INPUT ROWS >>
*-*-*
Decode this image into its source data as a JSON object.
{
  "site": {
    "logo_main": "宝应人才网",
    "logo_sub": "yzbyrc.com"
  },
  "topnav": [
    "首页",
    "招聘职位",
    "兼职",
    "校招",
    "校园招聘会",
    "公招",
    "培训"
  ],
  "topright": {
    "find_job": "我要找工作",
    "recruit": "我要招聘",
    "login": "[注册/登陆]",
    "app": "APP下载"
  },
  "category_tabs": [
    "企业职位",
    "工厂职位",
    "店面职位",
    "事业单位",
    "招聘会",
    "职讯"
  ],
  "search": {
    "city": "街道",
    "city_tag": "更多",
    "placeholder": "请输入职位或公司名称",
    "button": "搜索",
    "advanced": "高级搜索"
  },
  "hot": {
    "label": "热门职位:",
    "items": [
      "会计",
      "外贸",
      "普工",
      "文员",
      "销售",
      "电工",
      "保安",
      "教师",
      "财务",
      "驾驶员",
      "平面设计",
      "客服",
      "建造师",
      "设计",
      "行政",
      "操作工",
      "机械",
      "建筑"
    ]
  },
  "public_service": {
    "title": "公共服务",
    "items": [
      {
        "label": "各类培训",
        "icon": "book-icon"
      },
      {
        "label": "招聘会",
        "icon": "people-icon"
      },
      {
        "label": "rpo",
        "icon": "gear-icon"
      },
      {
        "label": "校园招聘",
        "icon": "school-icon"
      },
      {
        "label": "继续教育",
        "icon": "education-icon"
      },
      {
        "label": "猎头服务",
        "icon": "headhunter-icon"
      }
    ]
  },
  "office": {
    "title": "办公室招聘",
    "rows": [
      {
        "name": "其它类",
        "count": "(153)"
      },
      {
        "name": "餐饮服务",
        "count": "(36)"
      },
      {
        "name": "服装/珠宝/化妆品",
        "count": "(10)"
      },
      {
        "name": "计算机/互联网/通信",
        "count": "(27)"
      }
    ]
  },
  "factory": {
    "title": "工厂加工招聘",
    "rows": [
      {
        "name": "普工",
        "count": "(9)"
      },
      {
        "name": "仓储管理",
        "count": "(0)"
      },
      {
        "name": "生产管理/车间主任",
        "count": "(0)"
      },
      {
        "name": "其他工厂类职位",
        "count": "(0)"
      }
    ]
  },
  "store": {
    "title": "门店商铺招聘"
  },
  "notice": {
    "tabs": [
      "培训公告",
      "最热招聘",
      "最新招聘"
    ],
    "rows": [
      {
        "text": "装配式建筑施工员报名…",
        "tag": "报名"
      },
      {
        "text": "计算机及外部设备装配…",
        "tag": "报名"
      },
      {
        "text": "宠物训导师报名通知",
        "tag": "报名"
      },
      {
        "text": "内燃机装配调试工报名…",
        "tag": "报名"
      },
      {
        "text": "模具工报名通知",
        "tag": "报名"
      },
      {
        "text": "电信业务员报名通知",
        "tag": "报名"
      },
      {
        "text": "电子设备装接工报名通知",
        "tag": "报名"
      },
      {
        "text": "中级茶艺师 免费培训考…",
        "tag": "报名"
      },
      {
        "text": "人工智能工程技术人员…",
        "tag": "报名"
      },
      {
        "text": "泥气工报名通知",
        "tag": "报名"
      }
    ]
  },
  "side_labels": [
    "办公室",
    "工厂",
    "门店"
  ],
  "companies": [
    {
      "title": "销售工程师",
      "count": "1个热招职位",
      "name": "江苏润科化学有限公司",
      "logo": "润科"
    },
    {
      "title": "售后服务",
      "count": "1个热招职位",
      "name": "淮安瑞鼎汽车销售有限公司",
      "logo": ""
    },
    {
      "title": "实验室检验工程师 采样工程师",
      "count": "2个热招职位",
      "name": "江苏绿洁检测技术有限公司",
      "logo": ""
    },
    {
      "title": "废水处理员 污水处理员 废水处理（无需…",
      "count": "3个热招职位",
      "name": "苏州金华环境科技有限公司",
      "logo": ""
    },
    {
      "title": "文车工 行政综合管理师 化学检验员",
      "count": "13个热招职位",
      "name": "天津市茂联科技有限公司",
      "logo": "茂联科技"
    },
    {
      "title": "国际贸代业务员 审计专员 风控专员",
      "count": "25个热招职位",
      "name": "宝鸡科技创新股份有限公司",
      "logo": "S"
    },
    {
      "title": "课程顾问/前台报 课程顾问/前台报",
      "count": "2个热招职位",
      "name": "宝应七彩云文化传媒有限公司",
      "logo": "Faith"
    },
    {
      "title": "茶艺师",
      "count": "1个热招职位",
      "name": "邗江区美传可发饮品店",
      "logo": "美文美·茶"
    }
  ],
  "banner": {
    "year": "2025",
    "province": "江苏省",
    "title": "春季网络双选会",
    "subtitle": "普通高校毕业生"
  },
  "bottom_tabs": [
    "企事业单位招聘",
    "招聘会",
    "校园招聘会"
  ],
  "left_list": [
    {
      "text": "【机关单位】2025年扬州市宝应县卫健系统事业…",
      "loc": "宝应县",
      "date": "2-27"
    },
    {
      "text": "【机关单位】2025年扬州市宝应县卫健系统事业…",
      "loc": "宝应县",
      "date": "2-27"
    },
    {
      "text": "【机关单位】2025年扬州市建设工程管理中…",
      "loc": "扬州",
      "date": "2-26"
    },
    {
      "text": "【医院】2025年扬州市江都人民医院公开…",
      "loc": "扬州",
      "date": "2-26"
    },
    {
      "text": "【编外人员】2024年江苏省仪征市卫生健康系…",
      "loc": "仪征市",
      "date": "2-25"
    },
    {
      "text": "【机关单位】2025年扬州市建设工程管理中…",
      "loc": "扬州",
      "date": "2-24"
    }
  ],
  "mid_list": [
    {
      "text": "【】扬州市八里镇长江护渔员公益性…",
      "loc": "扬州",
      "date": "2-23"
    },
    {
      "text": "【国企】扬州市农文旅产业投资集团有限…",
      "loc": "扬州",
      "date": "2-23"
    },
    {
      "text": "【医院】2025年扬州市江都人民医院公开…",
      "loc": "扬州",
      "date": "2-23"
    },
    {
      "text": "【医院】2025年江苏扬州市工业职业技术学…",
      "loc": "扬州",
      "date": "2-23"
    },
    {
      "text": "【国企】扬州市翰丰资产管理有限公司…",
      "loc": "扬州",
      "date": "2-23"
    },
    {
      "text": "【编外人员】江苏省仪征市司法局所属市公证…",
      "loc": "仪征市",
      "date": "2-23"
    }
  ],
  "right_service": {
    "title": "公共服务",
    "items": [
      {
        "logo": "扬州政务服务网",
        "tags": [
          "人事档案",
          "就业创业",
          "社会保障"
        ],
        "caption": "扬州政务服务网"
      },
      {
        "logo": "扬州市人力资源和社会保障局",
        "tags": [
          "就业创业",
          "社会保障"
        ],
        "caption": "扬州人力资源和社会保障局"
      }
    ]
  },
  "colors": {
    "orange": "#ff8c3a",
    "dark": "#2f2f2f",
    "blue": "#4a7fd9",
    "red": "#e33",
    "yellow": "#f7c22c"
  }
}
*-*-*
TASK DESCRIPTION >> Extract all of the data above and output it character for character.

TASK RESULT >>
Decode this image into its source data as a JSON object.
{
  "site": {
    "logo_main": "宝应人才网",
    "logo_sub": "yzbyrc.com"
  },
  "topnav": [
    "首页",
    "招聘职位",
    "兼职",
    "校招",
    "校园招聘会",
    "公招",
    "培训"
  ],
  "topright": {
    "find_job": "我要找工作",
    "recruit": "我要招聘",
    "login": "[注册/登陆]",
    "app": "APP下载"
  },
  "category_tabs": [
    "企业职位",
    "工厂职位",
    "店面职位",
    "事业单位",
    "招聘会",
    "职讯"
  ],
  "search": {
    "city": "街道",
    "city_tag": "更多",
    "placeholder": "请输入职位或公司名称",
    "button": "搜索",
    "advanced": "高级搜索"
  },
  "hot": {
    "label": "热门职位:",
    "items": [
      "会计",
      "外贸",
      "普工",
      "文员",
      "销售",
      "电工",
      "保安",
      "教师",
      "财务",
      "驾驶员",
      "平面设计",
      "客服",
      "建造师",
      "设计",
      "行政",
      "操作工",
      "机械",
      "建筑"
    ]
  },
  "public_service": {
    "title": "公共服务",
    "items": [
      {
        "label": "各类培训",
        "icon": "book-icon"
      },
      {
        "label": "招聘会",
        "icon": "people-icon"
      },
      {
        "label": "rpo",
        "icon": "gear-icon"
      },
      {
        "label": "校园招聘",
        "icon": "school-icon"
      },
      {
        "label": "继续教育",
        "icon": "education-icon"
      },
      {
        "label": "猎头服务",
        "icon": "headhunter-icon"
      }
    ]
  },
  "office": {
    "title": "办公室招聘",
    "rows": [
      {
        "name": "其它类",
        "count": "(153)"
      },
      {
        "name": "餐饮服务",
        "count": "(36)"
      },
      {
        "name": "服装/珠宝/化妆品",
        "count": "(10)"
      },
      {
        "name": "计算机/互联网/通信",
        "count": "(27)"
      }
    ]
  },
  "factory": {
    "title": "工厂加工招聘",
    "rows": [
      {
        "name": "普工",
        "count": "(9)"
      },
      {
        "name": "仓储管理",
        "count": "(0)"
      },
      {
        "name": "生产管理/车间主任",
        "count": "(0)"
      },
      {
        "name": "其他工厂类职位",
        "count": "(0)"
      }
    ]
  },
  "store": {
    "title": "门店商铺招聘"
  },
  "notice": {
    "tabs": [
      "培训公告",
      "最热招聘",
      "最新招聘"
    ],
    "rows": [
      {
        "text": "装配式建筑施工员报名…",
        "tag": "报名"
      },
      {
        "text": "计算机及外部设备装配…",
        "tag": "报名"
      },
      {
        "text": "宠物训导师报名通知",
        "tag": "报名"
      },
      {
        "text": "内燃机装配调试工报名…",
        "tag": "报名"
      },
      {
        "text": "模具工报名通知",
        "tag": "报名"
      },
      {
        "text": "电信业务员报名通知",
        "tag": "报名"
      },
      {
        "text": "电子设备装接工报名通知",
        "tag": "报名"
      },
      {
        "text": "中级茶艺师 免费培训考…",
        "tag": "报名"
      },
      {
        "text": "人工智能工程技术人员…",
        "tag": "报名"
      },
      {
        "text": "泥气工报名通知",
        "tag": "报名"
      }
    ]
  },
  "side_labels": [
    "办公室",
    "工厂",
    "门店"
  ],
  "companies": [
    {
      "title": "销售工程师",
      "count": "1个热招职位",
      "name": "江苏润科化学有限公司",
      "logo": "润科"
    },
    {
      "title": "售后服务",
      "count": "1个热招职位",
      "name": "淮安瑞鼎汽车销售有限公司",
      "logo": ""
    },
    {
      "title": "实验室检验工程师 采样工程师",
      "count": "2个热招职位",
      "name": "江苏绿洁检测技术有限公司",
      "logo": ""
    },
    {
      "title": "废水处理员 污水处理员 废水处理（无需…",
      "count": "3个热招职位",
      "name": "苏州金华环境科技有限公司",
      "logo": ""
    },
    {
      "title": "文车工 行政综合管理师 化学检验员",
      "count": "13个热招职位",
      "name": "天津市茂联科技有限公司",
      "logo": "茂联科技"
    },
    {
      "title": "国际贸代业务员 审计专员 风控专员",
      "count": "25个热招职位",
      "name": "宝鸡科技创新股份有限公司",
      "logo": "S"
    },
    {
      "title": "课程顾问/前台报 课程顾问/前台报",
      "count": "2个热招职位",
      "name": "宝应七彩云文化传媒有限公司",
      "logo": "Faith"
    },
    {
      "title": "茶艺师",
      "count": "1个热招职位",
      "name": "邗江区美传可发饮品店",
      "logo": "美文美·茶"
    }
  ],
  "banner": {
    "year": "2025",
    "province": "江苏省",
    "title": "春季网络双选会",
    "subtitle": "普通高校毕业生"
  },
  "bottom_tabs": [
    "企事业单位招聘",
    "招聘会",
    "校园招聘会"
  ],
  "left_list": [
    {
      "text": "【机关单位】2025年扬州市宝应县卫健系统事业…",
      "loc": "宝应县",
      "date": "2-27"
    },
    {
      "text": "【机关单位】2025年扬州市宝应县卫健系统事业…",
      "loc": "宝应县",
      "date": "2-27"
    },
    {
      "text": "【机关单位】2025年扬州市建设工程管理中…",
      "loc": "扬州",
      "date": "2-26"
    },
    {
      "text": "【医院】2025年扬州市江都人民医院公开…",
      "loc": "扬州",
      "date": "2-26"
    },
    {
      "text": "【编外人员】2024年江苏省仪征市卫生健康系…",
      "loc": "仪征市",
      "date": "2-25"
    },
    {
      "text": "【机关单位】2025年扬州市建设工程管理中…",
      "loc": "扬州",
      "date": "2-24"
    }
  ],
  "mid_list": [
    {
      "text": "【】扬州市八里镇长江护渔员公益性…",
      "loc": "扬州",
      "date": "2-23"
    },
    {
      "text": "【国企】扬州市农文旅产业投资集团有限…",
      "loc": "扬州",
      "date": "2-23"
    },
    {
      "text": "【医院】2025年扬州市江都人民医院公开…",
      "loc": "扬州",
      "date": "2-23"
    },
    {
      "text": "【医院】2025年江苏扬州市工业职业技术学…",
      "loc": "扬州",
      "date": "2-23"
    },
    {
      "text": "【国企】扬州市翰丰资产管理有限公司…",
      "loc": "扬州",
      "date": "2-23"
    },
    {
      "text": "【编外人员】江苏省仪征市司法局所属市公证…",
      "loc": "仪征市",
      "date": "2-23"
    }
  ],
  "right_service": {
    "title": "公共服务",
    "items": [
      {
        "logo": "扬州政务服务网",
        "tags": [
          "人事档案",
          "就业创业",
          "社会保障"
        ],
        "caption": "扬州政务服务网"
      },
      {
        "logo": "扬州市人力资源和社会保障局",
        "tags": [
          "就业创业",
          "社会保障"
        ],
        "caption": "扬州人力资源和社会保障局"
      }
    ]
  },
  "colors": {
    "orange": "#ff8c3a",
    "dark": "#2f2f2f",
    "blue": "#4a7fd9",
    "red": "#e33",
    "yellow": "#f7c22c"
  }
}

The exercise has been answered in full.